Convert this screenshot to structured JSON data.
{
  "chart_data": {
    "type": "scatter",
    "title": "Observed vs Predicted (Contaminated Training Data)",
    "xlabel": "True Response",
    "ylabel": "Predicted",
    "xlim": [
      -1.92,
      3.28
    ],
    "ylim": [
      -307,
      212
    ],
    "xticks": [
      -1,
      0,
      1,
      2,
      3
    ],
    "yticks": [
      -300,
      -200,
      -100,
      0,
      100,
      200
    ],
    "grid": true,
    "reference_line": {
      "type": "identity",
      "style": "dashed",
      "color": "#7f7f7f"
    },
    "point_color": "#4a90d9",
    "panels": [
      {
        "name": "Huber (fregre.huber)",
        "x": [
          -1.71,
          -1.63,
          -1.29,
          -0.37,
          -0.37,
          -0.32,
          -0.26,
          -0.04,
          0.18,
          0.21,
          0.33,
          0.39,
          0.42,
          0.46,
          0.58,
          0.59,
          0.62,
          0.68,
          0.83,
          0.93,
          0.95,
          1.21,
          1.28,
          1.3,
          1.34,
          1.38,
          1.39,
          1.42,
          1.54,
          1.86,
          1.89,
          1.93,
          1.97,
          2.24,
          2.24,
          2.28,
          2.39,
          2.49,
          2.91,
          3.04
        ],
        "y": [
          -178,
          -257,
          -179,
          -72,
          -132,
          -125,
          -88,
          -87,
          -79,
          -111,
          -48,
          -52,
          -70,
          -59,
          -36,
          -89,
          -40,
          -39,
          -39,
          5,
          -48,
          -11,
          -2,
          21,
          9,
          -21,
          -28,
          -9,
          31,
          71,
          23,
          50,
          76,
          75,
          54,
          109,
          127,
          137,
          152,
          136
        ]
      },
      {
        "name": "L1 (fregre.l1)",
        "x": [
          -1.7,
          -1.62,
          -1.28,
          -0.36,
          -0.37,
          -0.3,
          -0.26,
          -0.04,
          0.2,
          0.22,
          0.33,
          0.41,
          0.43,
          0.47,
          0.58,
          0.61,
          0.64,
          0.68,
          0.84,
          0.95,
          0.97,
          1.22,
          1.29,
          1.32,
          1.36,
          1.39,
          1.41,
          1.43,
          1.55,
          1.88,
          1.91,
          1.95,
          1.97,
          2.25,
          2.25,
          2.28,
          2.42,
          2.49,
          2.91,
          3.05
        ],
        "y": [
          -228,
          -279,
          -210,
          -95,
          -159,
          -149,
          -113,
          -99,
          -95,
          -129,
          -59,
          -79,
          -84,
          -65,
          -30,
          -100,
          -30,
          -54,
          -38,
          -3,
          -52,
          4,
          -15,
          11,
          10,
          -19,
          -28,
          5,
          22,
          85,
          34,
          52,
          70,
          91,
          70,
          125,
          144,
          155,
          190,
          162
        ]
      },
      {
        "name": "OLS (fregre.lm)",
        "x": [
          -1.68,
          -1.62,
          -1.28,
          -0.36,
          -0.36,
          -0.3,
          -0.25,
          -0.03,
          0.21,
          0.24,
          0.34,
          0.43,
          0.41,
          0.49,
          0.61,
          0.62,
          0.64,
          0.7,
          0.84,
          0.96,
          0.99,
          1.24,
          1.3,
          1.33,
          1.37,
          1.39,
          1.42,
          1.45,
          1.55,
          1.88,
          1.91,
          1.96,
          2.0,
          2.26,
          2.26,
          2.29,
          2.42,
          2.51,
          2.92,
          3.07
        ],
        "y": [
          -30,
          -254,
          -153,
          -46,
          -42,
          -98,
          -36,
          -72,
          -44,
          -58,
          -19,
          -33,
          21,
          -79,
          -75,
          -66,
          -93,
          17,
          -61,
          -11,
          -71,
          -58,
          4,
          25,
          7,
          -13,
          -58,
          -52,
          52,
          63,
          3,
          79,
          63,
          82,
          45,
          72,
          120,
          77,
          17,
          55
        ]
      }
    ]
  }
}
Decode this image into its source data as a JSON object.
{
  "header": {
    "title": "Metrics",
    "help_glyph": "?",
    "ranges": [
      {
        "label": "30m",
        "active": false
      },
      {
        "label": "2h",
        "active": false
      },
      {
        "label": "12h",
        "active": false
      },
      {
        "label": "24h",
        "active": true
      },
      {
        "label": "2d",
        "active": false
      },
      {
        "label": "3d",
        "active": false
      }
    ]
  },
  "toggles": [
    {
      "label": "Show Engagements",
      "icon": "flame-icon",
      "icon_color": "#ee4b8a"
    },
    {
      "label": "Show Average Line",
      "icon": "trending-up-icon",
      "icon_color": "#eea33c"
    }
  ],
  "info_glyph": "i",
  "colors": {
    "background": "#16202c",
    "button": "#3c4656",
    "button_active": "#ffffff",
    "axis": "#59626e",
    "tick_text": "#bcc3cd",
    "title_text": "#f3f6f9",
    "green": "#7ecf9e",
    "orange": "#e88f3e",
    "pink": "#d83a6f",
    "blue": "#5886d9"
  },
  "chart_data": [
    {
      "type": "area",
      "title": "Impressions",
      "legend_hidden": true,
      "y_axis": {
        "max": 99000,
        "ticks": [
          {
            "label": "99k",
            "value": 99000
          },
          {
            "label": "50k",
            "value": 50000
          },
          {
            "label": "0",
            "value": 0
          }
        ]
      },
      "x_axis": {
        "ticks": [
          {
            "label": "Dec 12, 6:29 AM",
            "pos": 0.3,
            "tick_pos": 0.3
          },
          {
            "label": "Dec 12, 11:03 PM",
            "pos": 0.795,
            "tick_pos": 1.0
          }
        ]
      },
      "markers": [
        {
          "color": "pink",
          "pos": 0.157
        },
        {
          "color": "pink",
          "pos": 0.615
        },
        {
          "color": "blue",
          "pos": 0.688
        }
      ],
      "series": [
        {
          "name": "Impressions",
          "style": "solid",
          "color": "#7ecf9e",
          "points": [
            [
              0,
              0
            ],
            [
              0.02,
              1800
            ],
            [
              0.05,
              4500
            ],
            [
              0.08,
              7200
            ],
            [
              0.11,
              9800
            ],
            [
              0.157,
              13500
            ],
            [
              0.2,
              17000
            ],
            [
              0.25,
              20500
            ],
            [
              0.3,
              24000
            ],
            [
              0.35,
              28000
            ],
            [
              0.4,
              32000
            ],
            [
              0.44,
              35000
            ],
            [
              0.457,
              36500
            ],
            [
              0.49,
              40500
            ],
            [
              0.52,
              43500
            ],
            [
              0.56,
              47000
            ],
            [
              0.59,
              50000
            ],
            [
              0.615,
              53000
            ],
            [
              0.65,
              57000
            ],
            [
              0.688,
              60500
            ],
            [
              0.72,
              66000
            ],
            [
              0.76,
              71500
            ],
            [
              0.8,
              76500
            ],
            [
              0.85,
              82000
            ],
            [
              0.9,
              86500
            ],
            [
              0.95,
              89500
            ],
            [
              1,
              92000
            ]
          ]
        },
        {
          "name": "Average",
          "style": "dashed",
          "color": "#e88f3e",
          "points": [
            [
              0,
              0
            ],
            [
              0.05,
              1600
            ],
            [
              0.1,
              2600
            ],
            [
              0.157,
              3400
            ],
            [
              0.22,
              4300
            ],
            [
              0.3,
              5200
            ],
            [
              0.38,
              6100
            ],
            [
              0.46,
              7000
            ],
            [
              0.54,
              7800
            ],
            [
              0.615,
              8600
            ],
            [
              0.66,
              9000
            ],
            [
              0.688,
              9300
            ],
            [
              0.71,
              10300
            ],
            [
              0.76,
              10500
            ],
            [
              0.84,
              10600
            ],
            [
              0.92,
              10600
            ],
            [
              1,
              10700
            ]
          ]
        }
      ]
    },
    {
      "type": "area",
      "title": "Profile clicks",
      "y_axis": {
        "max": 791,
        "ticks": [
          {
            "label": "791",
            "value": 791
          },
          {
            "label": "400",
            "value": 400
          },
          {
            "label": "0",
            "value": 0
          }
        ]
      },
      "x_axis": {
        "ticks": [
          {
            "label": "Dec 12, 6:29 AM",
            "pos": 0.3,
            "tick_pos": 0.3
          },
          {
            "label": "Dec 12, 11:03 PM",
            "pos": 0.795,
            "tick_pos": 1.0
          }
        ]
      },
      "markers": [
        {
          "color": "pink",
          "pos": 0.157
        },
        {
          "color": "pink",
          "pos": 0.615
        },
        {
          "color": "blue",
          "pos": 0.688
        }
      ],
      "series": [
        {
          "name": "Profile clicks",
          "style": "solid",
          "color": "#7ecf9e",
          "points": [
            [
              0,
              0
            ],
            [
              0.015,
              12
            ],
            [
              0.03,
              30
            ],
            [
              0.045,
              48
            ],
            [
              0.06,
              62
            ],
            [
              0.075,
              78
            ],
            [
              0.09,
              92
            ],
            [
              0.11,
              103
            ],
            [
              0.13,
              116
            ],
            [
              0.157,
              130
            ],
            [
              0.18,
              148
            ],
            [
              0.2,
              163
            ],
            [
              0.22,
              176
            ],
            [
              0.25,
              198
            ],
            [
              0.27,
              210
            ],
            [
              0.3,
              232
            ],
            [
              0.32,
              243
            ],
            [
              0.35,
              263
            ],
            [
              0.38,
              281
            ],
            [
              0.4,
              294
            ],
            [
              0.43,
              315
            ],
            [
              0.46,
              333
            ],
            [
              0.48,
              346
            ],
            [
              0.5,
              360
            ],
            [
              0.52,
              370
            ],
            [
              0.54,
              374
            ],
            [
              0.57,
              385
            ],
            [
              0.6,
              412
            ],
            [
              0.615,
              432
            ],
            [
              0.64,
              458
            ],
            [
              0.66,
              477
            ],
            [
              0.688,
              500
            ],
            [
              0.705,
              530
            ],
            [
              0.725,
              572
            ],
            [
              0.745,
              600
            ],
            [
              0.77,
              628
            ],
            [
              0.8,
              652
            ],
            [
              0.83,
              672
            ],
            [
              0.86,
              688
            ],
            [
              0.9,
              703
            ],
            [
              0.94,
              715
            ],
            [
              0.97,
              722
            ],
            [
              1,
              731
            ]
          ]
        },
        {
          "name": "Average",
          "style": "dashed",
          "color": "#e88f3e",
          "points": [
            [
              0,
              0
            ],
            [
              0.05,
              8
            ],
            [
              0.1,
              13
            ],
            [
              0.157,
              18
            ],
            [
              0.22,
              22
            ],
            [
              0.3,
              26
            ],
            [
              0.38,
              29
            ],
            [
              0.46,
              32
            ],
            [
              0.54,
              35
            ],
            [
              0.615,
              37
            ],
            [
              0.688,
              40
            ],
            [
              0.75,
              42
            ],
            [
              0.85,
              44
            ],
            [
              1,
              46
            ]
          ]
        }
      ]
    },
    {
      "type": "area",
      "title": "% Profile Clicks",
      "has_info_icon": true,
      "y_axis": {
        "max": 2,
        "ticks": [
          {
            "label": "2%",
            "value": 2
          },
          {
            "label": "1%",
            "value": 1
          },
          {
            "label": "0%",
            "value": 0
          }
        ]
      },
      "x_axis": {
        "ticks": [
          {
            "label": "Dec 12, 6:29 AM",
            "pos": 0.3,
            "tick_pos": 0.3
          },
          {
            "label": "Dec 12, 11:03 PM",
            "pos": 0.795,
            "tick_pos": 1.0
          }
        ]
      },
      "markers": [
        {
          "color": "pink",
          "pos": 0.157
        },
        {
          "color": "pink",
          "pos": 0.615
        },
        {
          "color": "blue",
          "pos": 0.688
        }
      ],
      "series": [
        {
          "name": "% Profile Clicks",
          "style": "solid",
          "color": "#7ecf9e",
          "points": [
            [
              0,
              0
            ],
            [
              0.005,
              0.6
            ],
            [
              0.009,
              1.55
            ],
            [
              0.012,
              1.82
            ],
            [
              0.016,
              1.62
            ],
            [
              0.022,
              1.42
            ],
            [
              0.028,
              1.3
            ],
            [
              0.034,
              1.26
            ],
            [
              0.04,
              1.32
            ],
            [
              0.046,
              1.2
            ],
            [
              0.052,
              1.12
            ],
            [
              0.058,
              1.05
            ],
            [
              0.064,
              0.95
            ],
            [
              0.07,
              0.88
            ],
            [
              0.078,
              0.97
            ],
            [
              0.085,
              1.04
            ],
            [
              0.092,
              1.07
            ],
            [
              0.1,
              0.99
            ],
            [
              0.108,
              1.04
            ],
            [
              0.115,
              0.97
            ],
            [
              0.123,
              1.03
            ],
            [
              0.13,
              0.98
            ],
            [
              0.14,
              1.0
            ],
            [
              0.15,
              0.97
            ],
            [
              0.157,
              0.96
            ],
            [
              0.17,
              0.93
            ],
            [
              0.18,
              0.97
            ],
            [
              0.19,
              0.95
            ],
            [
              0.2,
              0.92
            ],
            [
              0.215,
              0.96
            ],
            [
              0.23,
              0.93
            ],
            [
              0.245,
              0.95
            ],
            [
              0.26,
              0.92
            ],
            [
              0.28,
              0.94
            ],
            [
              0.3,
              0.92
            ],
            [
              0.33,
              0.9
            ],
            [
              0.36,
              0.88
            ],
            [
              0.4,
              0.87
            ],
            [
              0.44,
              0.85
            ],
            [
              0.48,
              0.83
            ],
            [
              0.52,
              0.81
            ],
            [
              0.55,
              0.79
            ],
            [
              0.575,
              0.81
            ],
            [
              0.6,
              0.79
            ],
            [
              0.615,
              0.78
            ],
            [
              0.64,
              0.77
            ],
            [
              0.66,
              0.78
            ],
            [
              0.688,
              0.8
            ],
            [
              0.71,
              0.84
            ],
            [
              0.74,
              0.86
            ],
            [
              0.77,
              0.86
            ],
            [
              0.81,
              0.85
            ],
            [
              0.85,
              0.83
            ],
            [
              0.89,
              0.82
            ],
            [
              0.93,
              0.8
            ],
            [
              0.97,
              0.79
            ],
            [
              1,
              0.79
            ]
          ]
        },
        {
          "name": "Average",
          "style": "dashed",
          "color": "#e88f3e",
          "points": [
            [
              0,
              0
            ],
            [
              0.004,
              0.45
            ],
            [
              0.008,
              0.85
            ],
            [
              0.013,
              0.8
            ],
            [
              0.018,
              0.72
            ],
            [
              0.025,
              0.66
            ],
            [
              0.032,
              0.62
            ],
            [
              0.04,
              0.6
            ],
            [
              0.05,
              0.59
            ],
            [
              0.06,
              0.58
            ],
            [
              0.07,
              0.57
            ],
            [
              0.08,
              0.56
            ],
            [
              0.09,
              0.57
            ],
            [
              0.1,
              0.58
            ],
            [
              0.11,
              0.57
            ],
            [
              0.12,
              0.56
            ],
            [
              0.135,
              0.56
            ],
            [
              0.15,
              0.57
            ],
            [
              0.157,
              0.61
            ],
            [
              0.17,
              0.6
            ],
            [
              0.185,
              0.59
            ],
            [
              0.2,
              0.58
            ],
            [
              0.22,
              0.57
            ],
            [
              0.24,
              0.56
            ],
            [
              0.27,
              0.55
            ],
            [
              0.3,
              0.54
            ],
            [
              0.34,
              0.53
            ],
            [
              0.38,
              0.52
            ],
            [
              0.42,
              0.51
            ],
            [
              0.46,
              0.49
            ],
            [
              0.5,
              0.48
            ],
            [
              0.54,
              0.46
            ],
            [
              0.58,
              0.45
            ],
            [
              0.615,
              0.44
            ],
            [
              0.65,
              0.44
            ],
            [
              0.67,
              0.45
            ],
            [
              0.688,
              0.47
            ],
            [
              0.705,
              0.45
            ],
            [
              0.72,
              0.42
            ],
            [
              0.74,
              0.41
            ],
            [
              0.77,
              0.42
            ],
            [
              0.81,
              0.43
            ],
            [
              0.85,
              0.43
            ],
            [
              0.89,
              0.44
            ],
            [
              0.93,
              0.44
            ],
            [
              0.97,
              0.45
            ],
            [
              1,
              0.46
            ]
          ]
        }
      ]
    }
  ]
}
################
### [What the exercise asks]
Your task is to gather every line with the word "fregre" and copy it.

### [Result]
        "name": "Huber (fregre.huber)",
        "name": "L1 (fregre.l1)",
        "name": "OLS (fregre.lm)",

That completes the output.